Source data

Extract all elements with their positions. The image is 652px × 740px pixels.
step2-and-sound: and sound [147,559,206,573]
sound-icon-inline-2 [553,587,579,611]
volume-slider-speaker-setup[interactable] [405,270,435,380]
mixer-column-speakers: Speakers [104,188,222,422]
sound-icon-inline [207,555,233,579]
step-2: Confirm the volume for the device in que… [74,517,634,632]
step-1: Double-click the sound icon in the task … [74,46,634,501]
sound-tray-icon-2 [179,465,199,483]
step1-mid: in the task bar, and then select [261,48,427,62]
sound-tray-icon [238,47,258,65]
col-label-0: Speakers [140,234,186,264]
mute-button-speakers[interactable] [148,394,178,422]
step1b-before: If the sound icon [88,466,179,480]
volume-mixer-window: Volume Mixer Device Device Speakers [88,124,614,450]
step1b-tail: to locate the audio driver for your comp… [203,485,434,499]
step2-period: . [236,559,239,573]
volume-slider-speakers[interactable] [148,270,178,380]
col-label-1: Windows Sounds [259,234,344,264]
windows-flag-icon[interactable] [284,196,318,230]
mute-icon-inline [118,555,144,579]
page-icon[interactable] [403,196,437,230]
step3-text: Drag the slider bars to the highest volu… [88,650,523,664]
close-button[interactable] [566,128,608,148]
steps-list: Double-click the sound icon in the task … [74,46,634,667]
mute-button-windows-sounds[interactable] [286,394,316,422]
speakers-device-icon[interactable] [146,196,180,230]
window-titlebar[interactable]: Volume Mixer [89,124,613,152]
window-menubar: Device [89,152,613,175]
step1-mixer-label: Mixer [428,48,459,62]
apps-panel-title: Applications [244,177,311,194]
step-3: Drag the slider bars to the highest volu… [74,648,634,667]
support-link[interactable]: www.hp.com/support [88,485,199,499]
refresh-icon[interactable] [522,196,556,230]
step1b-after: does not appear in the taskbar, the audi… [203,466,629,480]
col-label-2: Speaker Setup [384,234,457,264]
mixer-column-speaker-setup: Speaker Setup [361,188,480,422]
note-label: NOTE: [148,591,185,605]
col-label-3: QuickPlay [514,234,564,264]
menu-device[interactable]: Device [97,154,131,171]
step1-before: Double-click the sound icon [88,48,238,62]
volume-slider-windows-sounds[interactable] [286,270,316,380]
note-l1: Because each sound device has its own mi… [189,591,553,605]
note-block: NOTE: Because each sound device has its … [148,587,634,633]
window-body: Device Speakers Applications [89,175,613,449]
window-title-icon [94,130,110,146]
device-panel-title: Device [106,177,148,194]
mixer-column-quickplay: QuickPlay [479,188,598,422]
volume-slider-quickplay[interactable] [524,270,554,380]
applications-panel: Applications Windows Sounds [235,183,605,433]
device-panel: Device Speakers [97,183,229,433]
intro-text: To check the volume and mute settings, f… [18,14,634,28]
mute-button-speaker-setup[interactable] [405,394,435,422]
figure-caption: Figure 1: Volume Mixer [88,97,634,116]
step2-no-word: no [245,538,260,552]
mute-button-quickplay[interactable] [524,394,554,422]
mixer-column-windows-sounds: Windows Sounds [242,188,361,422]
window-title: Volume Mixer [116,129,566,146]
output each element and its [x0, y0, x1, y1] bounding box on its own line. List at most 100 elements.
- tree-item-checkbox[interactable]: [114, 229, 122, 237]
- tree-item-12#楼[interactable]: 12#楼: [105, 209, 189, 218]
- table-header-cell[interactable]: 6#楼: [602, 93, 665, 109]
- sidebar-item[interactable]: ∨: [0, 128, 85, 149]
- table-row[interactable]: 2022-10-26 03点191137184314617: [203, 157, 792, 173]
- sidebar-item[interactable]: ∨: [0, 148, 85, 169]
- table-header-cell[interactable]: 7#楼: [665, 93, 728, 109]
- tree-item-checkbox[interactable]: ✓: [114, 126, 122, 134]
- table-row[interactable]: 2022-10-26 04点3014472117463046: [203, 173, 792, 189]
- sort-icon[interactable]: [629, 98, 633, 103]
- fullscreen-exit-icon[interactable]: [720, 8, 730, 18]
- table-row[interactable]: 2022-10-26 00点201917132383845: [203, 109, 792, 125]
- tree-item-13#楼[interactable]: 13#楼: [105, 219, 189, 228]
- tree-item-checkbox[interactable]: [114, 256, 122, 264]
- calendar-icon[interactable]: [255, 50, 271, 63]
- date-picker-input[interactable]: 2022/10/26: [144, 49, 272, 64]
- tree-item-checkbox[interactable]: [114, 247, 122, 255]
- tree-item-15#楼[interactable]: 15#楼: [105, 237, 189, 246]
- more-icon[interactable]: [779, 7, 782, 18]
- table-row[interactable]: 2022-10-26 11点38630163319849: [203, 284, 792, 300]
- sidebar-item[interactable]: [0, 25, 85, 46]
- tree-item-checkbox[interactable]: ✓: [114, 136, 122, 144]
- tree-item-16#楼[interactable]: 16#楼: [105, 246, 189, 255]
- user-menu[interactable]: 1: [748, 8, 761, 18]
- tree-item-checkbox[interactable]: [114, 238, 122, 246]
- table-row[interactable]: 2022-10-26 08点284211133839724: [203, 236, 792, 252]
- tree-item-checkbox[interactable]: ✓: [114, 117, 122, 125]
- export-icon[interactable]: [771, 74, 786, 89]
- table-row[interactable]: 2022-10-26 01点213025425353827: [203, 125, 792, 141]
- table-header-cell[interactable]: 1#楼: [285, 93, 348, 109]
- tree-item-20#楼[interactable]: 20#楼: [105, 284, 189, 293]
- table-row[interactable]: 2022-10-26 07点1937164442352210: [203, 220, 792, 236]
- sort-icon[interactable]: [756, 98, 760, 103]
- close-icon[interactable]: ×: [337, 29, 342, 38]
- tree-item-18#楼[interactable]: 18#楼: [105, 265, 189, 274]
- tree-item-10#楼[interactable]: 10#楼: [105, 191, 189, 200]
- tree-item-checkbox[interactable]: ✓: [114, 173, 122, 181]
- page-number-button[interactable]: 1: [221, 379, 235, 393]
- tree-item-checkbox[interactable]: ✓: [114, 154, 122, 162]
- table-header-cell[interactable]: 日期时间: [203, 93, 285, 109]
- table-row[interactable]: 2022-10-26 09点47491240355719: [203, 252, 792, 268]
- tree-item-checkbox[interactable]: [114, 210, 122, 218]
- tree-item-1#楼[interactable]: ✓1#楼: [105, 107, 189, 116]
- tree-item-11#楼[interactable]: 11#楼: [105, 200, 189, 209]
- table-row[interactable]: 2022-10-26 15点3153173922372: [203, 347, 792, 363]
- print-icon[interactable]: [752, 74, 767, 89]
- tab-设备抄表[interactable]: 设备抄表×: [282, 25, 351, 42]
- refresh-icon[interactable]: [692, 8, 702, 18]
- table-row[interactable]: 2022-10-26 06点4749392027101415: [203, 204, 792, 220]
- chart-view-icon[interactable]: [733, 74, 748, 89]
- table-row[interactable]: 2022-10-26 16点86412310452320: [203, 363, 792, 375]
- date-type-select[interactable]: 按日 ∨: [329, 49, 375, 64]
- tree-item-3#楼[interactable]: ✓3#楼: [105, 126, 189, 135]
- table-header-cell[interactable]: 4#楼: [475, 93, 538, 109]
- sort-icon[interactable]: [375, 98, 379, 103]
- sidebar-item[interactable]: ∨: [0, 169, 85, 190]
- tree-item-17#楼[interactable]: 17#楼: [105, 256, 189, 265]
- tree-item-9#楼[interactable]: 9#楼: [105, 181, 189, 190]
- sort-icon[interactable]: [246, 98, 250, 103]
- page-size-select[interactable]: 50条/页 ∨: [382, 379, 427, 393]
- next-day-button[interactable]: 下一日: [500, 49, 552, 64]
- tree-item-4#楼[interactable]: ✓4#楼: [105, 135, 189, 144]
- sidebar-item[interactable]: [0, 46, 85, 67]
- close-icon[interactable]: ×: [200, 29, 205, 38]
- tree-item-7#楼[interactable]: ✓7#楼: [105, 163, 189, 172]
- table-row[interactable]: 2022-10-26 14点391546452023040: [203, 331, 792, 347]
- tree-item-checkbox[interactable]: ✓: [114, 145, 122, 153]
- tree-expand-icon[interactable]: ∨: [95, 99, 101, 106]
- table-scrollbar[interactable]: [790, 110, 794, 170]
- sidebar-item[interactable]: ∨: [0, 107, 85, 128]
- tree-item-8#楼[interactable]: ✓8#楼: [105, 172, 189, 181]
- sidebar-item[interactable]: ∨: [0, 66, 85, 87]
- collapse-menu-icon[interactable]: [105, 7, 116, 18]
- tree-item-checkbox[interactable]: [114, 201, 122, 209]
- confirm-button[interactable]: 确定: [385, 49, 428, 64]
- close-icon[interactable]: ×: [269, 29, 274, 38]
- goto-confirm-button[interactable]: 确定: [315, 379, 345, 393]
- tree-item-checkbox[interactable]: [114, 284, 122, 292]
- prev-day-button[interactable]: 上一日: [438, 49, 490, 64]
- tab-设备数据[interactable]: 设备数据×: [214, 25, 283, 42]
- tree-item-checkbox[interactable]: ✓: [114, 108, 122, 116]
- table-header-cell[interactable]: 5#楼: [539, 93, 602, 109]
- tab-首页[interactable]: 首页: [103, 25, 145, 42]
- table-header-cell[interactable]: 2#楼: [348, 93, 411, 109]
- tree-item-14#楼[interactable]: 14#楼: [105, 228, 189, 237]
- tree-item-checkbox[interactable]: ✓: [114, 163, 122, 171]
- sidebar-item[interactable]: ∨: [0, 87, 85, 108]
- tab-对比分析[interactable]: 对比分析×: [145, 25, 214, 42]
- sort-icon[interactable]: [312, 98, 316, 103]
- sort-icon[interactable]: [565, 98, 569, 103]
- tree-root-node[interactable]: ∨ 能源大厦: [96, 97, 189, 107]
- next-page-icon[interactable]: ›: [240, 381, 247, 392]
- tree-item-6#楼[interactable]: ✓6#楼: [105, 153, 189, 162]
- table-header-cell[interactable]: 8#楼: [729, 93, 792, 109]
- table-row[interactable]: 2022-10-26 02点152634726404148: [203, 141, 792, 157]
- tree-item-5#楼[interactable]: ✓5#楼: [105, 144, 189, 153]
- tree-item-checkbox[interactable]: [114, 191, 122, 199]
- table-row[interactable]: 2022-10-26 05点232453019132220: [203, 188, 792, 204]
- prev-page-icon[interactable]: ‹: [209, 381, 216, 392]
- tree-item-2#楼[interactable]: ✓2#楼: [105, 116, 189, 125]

_Your goal_
Copy the source data from its first line through the line containing "sound-icon-inline [207,555,233,579]", with both ends included, and set down those lines verbatim.

_Answer for the task_
Extract all elements with their positions. The image is 652px × 740px pixels.
step2-and-sound: and sound [147,559,206,573]
sound-icon-inline-2 [553,587,579,611]
volume-slider-speaker-setup[interactable] [405,270,435,380]
mixer-column-speakers: Speakers [104,188,222,422]
sound-icon-inline [207,555,233,579]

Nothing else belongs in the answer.